[Start]

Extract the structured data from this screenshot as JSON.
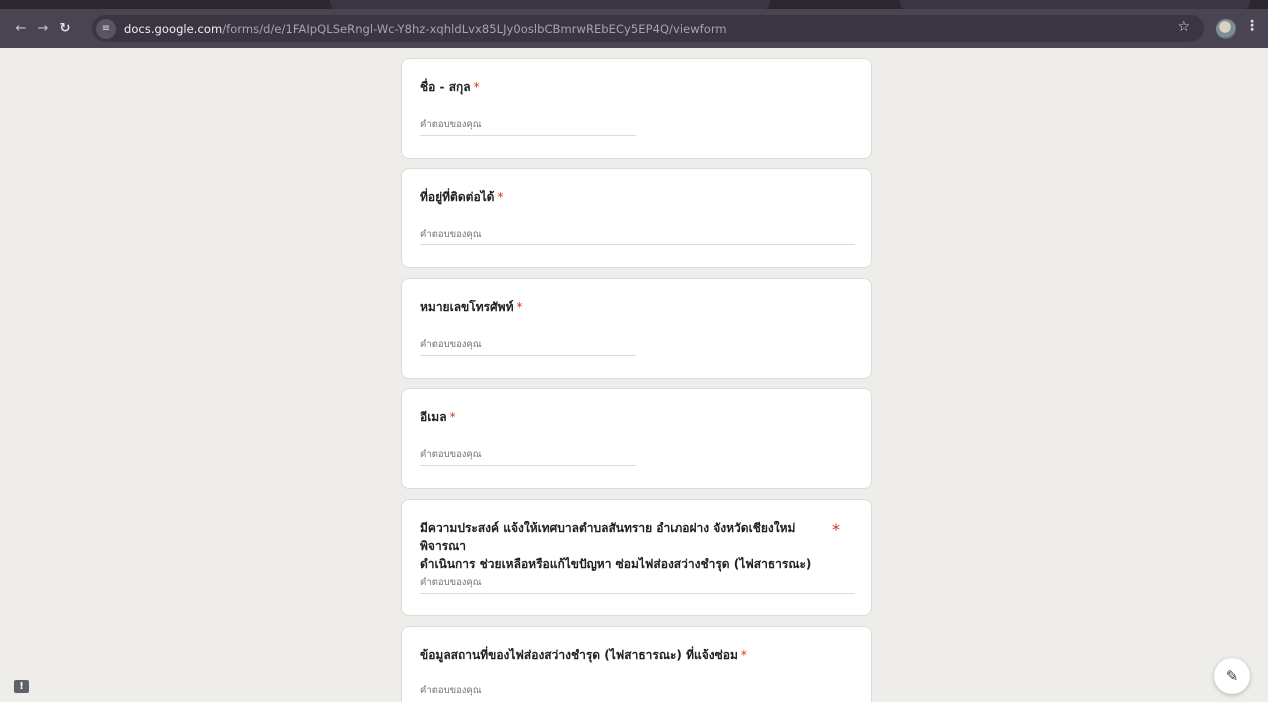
{
  "browser": {
    "url_host": "docs.google.com",
    "url_path": "/forms/d/e/1FAIpQLSeRngl-Wc-Y8hz-xqhldLvx85LJy0oslbCBmrwREbECy5EP4Q/viewform"
  },
  "form": {
    "required_mark": "*",
    "questions": [
      {
        "title": "ชื่อ - สกุล",
        "placeholder": "คำตอบของคุณ"
      },
      {
        "title": "ที่อยู่ที่ติดต่อได้",
        "placeholder": "คำตอบของคุณ"
      },
      {
        "title": "หมายเลขโทรศัพท์",
        "placeholder": "คำตอบของคุณ"
      },
      {
        "title": "อีเมล",
        "placeholder": "คำตอบของคุณ"
      },
      {
        "title_line1": "มีความประสงค์ แจ้งให้เทศบาลตำบลสันทราย อำเภอฝาง จังหวัดเชียงใหม่ พิจารณา",
        "title_line2": "ดำเนินการ ช่วยเหลือหรือแก้ไขปัญหา ซ่อมไฟส่องสว่างชำรุด (ไฟสาธารณะ)",
        "placeholder": "คำตอบของคุณ"
      },
      {
        "title": "ข้อมูลสถานที่ของไฟส่องสว่างชำรุด (ไฟสาธารณะ) ที่แจ้งซ่อม",
        "placeholder": "คำตอบของคุณ"
      }
    ]
  },
  "icons": {
    "back": "back-arrow-icon",
    "forward": "forward-arrow-icon",
    "reload": "reload-icon",
    "site_info": "tune-icon",
    "star": "star-icon",
    "menu": "kebab-menu-icon",
    "report": "report-icon",
    "edit": "pencil-icon"
  }
}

[End]

PROMPT:
From the listing, copy each line containing the word "arrow".

SOLUTION FOR THIS PROBLEM:
    "back": "back-arrow-icon",
    "forward": "forward-arrow-icon",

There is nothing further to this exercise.